- Request
Work out how many lines in the data hold the word "series", and reply with that number only.

BEGIN Dataset

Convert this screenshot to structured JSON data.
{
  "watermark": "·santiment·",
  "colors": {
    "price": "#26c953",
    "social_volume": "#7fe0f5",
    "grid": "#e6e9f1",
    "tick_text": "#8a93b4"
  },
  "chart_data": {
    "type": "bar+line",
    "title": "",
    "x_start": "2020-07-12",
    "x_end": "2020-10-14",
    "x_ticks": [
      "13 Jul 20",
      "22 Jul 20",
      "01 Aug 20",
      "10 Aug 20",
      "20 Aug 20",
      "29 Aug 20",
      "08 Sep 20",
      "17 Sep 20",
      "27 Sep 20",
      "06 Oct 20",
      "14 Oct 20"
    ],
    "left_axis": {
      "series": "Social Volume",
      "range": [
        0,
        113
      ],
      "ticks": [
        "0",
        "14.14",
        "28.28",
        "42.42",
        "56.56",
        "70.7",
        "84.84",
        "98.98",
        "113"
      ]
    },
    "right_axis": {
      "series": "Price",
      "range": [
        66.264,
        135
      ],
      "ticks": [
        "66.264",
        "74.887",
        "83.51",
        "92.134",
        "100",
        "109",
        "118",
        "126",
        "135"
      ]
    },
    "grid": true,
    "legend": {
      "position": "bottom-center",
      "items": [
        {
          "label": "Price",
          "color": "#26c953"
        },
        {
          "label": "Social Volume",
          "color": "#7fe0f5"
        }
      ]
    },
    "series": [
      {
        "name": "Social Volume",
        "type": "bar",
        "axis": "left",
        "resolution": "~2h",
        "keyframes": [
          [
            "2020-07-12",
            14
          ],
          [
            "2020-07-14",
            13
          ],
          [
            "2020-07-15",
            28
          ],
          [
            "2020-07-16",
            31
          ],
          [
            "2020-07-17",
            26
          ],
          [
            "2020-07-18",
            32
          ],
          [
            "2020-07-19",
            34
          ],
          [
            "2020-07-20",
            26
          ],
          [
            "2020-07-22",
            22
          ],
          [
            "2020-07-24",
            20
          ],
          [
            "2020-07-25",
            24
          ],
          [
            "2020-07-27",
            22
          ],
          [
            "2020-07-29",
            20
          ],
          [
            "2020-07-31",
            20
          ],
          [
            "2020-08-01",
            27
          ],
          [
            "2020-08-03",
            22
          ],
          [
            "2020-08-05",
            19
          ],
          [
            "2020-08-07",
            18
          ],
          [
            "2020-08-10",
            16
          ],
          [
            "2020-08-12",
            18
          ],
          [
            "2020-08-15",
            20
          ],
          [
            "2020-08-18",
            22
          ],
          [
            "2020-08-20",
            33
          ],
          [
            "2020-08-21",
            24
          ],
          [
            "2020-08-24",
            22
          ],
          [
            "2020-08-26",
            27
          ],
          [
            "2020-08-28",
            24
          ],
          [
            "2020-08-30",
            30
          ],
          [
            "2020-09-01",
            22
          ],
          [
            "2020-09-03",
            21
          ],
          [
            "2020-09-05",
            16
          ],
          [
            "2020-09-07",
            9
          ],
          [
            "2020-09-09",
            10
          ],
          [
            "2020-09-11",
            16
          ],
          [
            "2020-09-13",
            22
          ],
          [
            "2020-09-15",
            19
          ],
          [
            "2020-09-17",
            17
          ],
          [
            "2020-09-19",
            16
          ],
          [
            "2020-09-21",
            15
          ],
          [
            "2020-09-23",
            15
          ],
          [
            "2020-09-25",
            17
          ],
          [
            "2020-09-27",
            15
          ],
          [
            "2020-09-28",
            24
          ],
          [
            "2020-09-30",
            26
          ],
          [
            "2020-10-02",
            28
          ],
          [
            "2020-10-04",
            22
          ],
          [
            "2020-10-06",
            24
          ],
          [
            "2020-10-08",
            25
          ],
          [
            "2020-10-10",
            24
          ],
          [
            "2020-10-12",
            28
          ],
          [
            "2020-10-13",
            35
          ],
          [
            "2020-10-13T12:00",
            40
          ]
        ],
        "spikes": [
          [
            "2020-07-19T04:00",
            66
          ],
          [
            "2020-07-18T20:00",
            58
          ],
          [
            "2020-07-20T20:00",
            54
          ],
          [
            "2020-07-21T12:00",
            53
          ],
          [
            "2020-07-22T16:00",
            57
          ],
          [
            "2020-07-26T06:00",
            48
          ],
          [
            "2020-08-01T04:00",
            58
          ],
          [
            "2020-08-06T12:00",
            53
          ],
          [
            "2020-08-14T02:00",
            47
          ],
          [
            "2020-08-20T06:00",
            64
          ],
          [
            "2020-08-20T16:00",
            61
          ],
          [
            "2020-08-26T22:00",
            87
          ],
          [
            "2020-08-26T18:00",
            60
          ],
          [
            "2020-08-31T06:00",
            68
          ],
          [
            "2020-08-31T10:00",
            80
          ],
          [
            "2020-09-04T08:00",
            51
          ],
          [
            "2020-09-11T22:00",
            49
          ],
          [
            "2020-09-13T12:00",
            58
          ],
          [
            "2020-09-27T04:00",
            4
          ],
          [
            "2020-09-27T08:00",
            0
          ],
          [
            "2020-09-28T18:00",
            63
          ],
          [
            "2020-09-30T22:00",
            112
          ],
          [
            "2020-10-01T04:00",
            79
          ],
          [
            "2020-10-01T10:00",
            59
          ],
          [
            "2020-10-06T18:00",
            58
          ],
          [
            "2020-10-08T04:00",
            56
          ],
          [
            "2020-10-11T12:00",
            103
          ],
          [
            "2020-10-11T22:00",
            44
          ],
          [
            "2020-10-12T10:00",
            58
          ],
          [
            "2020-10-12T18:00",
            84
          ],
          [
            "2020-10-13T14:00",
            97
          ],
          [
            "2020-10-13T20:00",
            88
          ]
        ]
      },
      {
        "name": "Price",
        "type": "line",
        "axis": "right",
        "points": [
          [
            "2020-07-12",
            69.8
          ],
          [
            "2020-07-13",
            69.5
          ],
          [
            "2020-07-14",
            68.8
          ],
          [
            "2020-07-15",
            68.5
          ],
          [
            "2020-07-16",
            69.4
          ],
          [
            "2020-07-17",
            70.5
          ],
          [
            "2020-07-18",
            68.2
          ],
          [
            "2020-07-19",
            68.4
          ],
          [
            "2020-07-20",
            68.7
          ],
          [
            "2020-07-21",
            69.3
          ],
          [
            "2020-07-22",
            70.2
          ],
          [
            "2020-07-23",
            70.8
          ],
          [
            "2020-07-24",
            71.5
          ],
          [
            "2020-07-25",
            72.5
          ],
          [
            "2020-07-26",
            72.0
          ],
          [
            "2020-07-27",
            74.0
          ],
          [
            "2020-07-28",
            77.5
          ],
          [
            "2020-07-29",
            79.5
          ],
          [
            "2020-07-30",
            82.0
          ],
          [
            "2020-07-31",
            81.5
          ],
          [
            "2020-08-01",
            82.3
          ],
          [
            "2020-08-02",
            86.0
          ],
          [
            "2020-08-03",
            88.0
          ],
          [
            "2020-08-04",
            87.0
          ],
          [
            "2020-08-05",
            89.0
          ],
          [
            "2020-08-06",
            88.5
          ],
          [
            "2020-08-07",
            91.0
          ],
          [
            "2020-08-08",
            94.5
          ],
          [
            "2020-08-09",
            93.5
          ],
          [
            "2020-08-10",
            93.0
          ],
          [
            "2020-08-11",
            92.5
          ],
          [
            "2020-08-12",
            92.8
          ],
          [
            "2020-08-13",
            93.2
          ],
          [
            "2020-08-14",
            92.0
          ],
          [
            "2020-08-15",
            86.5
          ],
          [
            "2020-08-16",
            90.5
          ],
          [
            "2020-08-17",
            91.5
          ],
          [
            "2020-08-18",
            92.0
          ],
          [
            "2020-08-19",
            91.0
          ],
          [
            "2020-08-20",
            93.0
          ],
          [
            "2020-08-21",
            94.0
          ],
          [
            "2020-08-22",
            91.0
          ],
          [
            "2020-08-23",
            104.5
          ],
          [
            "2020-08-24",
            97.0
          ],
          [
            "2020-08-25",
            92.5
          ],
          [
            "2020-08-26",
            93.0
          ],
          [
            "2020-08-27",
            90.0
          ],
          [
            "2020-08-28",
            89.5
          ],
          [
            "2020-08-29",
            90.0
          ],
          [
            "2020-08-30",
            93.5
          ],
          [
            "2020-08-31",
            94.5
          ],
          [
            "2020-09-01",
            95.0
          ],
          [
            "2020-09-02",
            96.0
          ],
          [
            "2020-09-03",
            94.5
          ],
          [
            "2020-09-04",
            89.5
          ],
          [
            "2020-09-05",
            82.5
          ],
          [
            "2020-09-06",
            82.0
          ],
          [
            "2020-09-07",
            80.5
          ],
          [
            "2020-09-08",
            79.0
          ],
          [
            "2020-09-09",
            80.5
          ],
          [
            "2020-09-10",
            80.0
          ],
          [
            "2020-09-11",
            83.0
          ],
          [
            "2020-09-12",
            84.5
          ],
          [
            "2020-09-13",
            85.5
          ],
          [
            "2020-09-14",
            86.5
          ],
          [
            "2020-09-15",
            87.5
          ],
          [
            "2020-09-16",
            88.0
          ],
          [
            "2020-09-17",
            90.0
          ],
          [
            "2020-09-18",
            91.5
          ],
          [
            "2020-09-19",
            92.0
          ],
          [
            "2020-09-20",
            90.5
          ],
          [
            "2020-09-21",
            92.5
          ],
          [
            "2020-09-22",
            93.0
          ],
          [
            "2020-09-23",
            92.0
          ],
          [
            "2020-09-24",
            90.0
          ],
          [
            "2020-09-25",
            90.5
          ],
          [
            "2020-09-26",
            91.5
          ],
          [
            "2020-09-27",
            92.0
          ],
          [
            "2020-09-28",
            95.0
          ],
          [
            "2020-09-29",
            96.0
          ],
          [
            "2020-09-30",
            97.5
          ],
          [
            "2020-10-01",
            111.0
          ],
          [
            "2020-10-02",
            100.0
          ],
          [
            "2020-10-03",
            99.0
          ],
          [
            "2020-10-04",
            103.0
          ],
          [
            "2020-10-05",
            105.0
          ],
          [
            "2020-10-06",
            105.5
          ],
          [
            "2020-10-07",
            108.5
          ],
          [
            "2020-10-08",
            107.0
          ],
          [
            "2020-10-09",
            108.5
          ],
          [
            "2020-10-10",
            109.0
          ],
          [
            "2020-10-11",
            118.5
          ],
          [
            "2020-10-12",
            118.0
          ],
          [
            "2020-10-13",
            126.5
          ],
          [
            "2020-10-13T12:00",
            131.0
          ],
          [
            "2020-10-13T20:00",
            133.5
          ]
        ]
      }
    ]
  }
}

END Dataset

- Result
3